§ **STATED EXERCISE**
Reproduce everything from the start of the lines down to the line containing "937, 1635, 981]", including that line.

Extracted data entries:
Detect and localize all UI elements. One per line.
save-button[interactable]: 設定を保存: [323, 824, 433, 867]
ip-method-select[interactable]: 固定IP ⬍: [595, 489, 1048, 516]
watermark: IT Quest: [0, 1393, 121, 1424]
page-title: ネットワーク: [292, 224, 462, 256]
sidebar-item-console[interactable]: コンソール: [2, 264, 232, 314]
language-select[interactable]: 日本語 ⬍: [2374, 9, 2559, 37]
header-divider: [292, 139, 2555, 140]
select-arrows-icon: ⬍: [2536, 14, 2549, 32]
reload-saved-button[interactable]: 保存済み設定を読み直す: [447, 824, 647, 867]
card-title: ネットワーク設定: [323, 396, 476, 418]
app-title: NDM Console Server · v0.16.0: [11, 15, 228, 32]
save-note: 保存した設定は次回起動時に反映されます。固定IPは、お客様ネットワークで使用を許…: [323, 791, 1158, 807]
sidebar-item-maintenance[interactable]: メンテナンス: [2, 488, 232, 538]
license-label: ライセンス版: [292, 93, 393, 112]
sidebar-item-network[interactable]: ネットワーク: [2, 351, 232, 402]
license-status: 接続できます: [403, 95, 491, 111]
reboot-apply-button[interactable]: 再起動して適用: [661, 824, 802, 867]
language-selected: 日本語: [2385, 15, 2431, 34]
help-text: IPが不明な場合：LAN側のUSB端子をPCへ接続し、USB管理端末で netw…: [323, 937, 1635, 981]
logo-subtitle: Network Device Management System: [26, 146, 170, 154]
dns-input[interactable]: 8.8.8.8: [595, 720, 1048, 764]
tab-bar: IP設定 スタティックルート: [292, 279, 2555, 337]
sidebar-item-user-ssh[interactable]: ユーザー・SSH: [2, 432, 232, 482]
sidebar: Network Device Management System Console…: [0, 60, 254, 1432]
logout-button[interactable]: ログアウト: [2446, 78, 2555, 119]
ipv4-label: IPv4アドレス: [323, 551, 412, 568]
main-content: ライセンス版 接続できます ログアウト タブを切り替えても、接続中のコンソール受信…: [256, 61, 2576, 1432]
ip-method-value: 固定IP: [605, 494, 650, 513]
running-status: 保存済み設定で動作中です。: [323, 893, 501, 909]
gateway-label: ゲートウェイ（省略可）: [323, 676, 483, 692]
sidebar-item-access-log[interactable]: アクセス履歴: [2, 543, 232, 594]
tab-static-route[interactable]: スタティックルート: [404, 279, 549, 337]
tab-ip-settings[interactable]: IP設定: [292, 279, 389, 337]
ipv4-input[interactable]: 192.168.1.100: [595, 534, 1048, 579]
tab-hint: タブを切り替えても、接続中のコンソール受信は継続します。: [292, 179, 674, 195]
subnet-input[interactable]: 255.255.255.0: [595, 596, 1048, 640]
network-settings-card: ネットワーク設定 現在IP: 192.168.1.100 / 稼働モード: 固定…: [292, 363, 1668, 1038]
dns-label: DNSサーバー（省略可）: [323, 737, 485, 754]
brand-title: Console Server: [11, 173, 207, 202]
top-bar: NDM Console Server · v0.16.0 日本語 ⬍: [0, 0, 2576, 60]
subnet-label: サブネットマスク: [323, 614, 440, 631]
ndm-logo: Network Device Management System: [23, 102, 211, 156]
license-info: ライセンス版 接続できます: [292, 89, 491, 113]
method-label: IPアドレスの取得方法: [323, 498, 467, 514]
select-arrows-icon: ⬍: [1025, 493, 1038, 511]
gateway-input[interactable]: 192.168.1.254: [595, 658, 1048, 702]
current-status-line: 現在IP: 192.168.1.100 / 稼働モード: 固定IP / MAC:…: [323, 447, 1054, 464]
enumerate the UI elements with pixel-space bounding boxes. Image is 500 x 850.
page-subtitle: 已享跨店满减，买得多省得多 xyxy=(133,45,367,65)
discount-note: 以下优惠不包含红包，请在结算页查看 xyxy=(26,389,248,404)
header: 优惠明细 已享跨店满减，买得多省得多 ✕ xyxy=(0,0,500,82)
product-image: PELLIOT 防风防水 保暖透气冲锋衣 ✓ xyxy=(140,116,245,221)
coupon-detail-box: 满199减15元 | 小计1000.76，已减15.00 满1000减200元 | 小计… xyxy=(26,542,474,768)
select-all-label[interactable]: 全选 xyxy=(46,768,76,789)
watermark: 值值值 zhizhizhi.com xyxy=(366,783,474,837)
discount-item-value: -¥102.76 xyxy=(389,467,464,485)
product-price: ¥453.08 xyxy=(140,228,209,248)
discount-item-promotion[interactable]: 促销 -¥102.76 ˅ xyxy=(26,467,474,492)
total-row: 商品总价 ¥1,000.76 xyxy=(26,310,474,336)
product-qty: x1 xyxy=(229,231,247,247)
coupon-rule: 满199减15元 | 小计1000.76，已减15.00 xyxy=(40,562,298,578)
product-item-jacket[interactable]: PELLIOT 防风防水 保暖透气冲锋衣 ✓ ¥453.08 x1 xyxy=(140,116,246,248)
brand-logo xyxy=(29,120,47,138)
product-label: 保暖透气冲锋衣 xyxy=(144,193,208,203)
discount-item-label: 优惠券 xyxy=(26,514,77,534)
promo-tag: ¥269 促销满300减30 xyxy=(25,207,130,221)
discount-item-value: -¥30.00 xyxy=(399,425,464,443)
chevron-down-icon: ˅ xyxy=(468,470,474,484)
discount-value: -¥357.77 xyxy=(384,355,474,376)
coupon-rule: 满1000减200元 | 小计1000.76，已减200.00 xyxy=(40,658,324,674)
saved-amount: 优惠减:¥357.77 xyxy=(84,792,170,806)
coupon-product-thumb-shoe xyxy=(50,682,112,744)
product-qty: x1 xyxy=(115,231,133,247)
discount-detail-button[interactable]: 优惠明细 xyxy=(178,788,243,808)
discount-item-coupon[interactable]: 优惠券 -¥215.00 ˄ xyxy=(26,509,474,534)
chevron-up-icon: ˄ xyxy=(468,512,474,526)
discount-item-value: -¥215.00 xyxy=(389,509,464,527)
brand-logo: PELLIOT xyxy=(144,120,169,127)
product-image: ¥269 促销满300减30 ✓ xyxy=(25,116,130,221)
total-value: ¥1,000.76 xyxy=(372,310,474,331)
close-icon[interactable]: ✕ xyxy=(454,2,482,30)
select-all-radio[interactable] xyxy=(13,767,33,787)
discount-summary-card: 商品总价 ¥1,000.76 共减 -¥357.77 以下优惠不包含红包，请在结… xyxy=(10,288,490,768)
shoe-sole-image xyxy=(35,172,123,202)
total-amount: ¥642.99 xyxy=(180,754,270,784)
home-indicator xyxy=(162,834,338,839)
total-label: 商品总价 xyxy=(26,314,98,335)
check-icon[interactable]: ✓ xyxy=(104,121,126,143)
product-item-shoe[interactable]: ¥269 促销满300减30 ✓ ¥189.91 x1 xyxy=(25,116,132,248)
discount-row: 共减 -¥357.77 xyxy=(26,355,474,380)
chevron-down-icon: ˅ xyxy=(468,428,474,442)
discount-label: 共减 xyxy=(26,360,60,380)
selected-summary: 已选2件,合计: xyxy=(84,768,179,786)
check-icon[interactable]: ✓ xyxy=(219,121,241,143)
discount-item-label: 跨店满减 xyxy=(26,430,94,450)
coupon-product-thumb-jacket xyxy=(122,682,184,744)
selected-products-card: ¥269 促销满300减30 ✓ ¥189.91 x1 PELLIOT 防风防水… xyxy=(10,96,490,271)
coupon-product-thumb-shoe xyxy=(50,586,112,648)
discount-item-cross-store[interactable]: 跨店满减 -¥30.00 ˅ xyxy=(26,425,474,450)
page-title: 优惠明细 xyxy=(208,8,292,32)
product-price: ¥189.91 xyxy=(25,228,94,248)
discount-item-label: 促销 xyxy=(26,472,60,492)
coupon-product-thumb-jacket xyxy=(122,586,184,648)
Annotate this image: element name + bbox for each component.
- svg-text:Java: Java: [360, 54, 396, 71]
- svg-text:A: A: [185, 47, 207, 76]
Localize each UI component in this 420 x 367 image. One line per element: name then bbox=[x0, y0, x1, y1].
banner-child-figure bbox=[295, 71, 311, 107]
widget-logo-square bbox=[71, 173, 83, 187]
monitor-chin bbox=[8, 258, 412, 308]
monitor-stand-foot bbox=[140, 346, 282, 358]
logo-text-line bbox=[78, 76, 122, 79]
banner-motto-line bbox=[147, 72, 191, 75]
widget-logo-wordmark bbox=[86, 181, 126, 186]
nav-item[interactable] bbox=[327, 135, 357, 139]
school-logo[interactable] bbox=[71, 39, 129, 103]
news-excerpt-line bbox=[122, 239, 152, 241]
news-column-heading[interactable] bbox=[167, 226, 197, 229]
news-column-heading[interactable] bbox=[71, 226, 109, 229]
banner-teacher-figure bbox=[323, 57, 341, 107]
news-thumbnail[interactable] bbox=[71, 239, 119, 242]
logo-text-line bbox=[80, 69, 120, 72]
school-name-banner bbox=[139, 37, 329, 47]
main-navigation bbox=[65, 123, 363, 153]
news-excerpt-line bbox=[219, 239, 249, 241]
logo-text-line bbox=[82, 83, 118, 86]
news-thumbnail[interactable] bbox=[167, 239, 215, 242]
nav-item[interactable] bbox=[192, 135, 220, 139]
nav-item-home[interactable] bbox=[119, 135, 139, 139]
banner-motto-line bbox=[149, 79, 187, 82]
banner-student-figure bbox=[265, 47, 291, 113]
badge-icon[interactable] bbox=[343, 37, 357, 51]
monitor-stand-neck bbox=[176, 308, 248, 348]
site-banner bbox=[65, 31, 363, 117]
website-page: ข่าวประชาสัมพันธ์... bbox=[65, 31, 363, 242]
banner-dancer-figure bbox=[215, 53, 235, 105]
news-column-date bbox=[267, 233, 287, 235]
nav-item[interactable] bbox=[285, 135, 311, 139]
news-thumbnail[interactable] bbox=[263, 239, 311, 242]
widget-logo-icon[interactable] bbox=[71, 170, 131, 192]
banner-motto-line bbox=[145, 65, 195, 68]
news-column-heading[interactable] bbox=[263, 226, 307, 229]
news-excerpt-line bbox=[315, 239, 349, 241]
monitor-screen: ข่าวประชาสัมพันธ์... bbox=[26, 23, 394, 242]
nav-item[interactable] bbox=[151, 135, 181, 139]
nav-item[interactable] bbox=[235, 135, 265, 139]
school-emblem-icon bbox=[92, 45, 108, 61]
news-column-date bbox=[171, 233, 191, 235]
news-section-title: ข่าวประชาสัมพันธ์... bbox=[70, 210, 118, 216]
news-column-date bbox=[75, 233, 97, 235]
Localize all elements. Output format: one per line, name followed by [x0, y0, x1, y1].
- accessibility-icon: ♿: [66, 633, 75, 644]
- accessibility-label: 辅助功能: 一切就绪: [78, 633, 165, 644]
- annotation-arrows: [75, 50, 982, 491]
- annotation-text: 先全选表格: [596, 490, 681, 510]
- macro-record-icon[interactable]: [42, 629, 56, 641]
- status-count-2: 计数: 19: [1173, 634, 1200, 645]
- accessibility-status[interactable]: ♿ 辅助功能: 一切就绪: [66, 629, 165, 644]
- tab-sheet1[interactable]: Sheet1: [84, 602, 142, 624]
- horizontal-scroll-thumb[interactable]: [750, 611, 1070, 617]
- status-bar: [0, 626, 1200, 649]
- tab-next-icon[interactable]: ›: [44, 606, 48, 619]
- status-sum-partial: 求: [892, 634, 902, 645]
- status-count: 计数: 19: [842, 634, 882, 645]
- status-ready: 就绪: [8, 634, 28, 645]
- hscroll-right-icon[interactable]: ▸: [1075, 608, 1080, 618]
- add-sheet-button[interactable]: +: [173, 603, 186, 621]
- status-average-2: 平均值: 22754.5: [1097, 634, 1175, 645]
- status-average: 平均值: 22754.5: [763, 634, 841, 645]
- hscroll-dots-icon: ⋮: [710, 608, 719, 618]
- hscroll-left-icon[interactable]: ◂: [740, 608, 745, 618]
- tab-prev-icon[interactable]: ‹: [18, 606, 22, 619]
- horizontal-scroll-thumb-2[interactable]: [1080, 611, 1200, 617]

§ **SOLUTION FOR THIS EXERCISE**
Detect and localize all UI elements. One per line.
save-button[interactable]: 設定を保存: [323, 824, 433, 867]
ip-method-select[interactable]: 固定IP ⬍: [595, 489, 1048, 516]
watermark: IT Quest: [0, 1393, 121, 1424]
page-title: ネットワーク: [292, 224, 462, 256]
sidebar-item-console[interactable]: コンソール: [2, 264, 232, 314]
language-select[interactable]: 日本語 ⬍: [2374, 9, 2559, 37]
header-divider: [292, 139, 2555, 140]
select-arrows-icon: ⬍: [2536, 14, 2549, 32]
reload-saved-button[interactable]: 保存済み設定を読み直す: [447, 824, 647, 867]
card-title: ネットワーク設定: [323, 396, 476, 418]
app-title: NDM Console Server · v0.16.0: [11, 15, 228, 32]
save-note: 保存した設定は次回起動時に反映されます。固定IPは、お客様ネットワークで使用を許…: [323, 791, 1158, 807]
sidebar-item-maintenance[interactable]: メンテナンス: [2, 488, 232, 538]
license-label: ライセンス版: [292, 93, 393, 112]
sidebar-item-network[interactable]: ネットワーク: [2, 351, 232, 402]
license-status: 接続できます: [403, 95, 491, 111]
reboot-apply-button[interactable]: 再起動して適用: [661, 824, 802, 867]
language-selected: 日本語: [2385, 15, 2431, 34]
help-text: IPが不明な場合：LAN側のUSB端子をPCへ接続し、USB管理端末で netw…: [323, 937, 1635, 981]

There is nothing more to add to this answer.